Task directions ▸
In the data below, locate each line with the word "документов" and list it.
-----
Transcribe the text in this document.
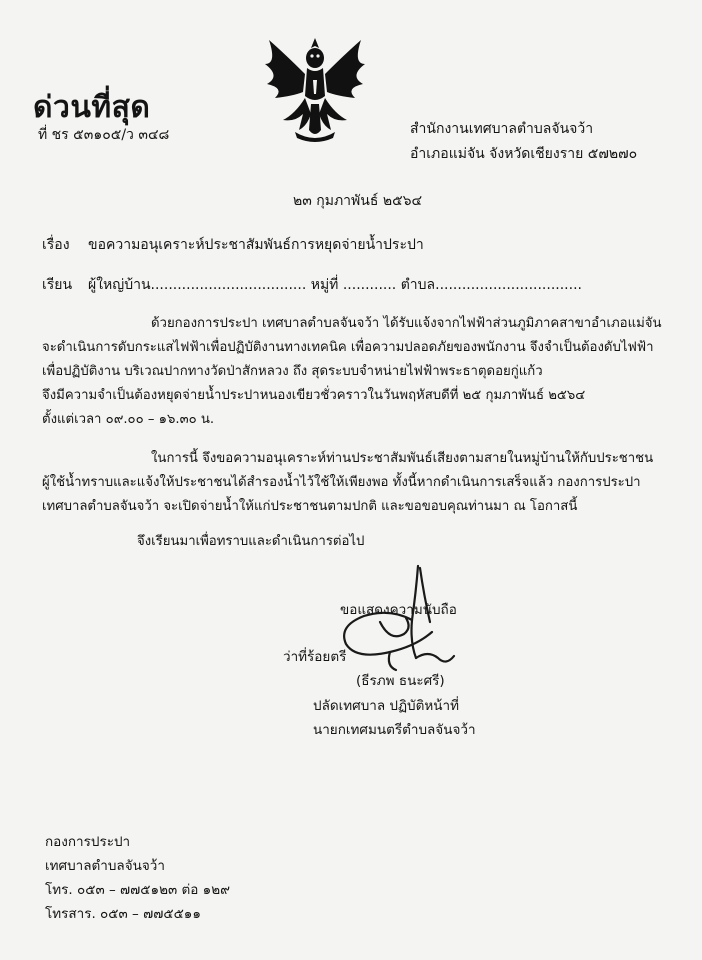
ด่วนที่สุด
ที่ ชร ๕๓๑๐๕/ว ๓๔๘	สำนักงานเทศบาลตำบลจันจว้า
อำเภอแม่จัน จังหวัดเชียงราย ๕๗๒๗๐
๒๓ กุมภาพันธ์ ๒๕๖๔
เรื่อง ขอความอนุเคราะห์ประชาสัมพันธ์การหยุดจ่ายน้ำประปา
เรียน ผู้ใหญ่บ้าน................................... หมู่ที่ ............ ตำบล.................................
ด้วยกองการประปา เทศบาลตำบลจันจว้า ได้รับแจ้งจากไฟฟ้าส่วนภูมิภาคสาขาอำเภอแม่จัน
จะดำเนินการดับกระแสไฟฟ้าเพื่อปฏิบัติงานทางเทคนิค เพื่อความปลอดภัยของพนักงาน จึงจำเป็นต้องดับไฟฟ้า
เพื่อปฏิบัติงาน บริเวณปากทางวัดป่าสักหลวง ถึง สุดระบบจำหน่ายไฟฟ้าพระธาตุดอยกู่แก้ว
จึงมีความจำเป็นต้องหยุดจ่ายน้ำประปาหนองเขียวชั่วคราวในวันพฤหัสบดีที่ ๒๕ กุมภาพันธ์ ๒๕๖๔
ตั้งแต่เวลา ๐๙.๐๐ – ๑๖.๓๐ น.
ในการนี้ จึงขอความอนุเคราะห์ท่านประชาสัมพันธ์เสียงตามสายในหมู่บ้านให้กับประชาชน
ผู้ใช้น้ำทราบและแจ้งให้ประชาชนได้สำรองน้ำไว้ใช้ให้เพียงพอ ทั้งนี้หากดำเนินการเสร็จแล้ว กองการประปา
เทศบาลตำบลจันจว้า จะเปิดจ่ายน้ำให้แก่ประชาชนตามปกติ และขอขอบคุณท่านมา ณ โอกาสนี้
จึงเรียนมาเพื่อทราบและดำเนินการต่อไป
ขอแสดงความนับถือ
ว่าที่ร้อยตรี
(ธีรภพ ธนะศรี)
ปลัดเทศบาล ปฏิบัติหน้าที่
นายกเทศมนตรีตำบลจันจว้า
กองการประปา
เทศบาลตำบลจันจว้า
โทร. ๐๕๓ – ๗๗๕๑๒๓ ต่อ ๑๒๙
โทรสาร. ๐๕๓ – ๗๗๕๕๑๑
-----
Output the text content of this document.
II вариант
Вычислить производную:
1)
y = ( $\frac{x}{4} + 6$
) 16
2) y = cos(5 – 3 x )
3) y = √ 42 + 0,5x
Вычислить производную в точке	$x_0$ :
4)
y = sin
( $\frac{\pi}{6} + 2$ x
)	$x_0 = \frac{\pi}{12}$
-----
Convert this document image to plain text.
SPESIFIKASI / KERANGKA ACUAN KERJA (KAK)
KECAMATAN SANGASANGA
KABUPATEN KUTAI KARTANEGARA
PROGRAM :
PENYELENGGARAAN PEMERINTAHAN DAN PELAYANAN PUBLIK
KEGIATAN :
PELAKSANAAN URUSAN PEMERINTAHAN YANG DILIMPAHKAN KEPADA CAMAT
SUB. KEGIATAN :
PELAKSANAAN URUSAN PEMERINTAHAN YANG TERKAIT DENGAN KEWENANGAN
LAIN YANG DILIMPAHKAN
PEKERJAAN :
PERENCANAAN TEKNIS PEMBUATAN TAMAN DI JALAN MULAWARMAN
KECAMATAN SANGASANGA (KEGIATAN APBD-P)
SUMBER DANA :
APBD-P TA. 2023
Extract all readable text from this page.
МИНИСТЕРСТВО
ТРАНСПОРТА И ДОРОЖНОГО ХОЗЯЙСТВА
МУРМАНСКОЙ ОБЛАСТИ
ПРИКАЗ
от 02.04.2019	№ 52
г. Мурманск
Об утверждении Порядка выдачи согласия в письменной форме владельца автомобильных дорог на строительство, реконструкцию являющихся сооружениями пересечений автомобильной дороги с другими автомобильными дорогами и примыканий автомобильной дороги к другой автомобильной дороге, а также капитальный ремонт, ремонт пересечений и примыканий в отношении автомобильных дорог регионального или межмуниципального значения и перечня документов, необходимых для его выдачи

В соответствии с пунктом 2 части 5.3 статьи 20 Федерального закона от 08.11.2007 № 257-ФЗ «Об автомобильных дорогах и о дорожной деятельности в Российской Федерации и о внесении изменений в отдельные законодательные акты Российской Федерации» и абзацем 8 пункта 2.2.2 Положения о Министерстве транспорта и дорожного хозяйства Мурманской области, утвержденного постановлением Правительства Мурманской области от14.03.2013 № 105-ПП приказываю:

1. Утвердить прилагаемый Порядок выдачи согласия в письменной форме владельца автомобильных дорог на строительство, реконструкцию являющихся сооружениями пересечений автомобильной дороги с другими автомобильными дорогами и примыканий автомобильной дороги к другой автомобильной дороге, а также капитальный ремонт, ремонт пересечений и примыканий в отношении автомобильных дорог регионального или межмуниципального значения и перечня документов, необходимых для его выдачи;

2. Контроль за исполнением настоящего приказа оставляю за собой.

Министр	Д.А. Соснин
-----
Complete response ▸
Об утверждении Порядка выдачи согласия в письменной форме владельца автомобильных дорог на строительство, реконструкцию являющихся сооружениями пересечений автомобильной дороги с другими автомобильными дорогами и примыканий автомобильной дороги к другой автомобильной дороге, а также капитальный ремонт, ремонт пересечений и примыканий в отношении автомобильных дорог регионального или межмуниципального значения и перечня документов, необходимых для его выдачи
1. Утвердить прилагаемый Порядок выдачи согласия в письменной форме владельца автомобильных дорог на строительство, реконструкцию являющихся сооружениями пересечений автомобильной дороги с другими автомобильными дорогами и примыканий автомобильной дороги к другой автомобильной дороге, а также капитальный ремонт, ремонт пересечений и примыканий в отношении автомобильных дорог регионального или межмуниципального значения и перечня документов, необходимых для его выдачи;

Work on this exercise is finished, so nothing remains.